Data tied to figure images:
— Begin —
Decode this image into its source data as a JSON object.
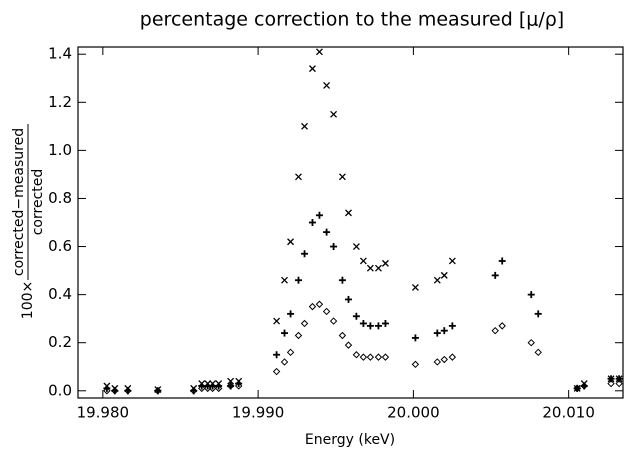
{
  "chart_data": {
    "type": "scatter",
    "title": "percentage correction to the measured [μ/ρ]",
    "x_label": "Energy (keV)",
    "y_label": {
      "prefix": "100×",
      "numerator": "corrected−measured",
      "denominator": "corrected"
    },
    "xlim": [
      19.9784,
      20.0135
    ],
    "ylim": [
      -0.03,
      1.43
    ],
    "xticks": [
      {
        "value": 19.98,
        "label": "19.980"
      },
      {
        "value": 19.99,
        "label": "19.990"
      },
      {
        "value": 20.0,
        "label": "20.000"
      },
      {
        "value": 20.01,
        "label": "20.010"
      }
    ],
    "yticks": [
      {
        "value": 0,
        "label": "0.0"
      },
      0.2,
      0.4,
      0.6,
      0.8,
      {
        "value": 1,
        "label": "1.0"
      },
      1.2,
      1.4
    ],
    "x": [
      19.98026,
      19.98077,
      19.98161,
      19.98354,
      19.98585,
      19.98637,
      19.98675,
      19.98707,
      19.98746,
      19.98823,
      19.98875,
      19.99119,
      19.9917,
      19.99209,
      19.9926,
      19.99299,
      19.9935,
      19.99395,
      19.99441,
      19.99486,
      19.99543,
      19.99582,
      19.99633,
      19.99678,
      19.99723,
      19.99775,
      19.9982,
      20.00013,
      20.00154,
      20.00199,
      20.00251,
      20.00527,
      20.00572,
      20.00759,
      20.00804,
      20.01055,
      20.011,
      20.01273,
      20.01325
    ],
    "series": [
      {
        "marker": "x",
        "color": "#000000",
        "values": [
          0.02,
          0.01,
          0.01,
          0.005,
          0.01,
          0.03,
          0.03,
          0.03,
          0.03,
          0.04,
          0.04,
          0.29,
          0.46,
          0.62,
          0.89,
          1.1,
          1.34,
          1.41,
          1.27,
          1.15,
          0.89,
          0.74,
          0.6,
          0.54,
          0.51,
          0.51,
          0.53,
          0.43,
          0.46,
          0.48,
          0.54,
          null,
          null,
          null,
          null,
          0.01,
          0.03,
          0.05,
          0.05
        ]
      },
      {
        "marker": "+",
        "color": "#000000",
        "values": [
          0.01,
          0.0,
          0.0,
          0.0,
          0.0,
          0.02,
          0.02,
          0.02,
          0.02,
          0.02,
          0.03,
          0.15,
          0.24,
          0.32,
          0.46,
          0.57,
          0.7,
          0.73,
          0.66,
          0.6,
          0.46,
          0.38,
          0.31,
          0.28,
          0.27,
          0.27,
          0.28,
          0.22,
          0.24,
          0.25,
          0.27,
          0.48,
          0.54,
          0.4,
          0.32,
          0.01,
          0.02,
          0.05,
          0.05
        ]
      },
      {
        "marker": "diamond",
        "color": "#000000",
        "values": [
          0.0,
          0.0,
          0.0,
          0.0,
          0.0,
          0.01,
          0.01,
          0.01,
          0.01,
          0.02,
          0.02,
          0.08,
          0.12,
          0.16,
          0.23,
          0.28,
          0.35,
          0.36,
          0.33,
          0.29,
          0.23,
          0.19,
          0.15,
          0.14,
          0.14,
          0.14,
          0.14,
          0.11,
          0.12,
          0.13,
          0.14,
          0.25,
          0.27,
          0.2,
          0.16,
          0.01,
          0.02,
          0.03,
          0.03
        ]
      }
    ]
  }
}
— End —
— Begin —
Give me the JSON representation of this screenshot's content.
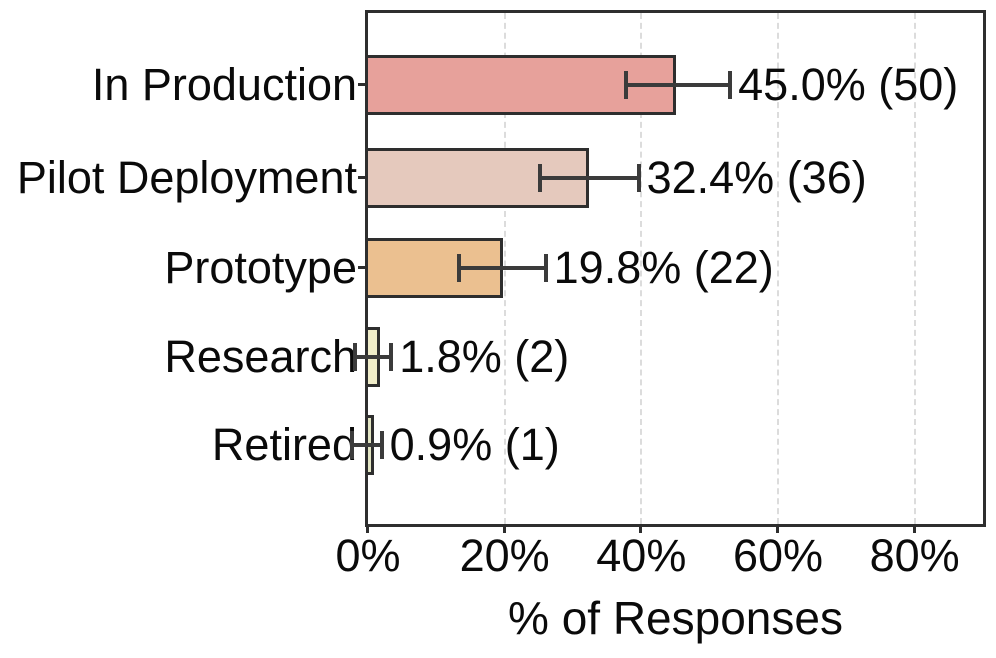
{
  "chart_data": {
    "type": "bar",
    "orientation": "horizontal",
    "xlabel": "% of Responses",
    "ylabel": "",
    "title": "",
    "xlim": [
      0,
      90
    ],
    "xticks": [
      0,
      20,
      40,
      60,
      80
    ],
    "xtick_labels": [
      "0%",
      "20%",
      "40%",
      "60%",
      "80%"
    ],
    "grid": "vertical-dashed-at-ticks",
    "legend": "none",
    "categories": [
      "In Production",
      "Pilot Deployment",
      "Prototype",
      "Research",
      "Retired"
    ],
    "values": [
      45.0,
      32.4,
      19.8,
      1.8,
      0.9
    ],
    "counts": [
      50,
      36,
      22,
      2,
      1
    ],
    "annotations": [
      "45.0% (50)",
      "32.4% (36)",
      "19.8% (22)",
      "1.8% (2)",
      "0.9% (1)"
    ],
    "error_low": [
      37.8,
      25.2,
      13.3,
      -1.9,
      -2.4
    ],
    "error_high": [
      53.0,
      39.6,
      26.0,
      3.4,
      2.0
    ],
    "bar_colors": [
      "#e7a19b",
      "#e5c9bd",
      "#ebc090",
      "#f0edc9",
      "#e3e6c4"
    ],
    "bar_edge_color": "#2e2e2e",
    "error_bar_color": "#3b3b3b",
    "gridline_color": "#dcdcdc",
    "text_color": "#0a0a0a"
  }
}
— End —
-- Required work --
Your answer should be a single number: the count of lines in the material above that contain "corrected".

-- Task output --
2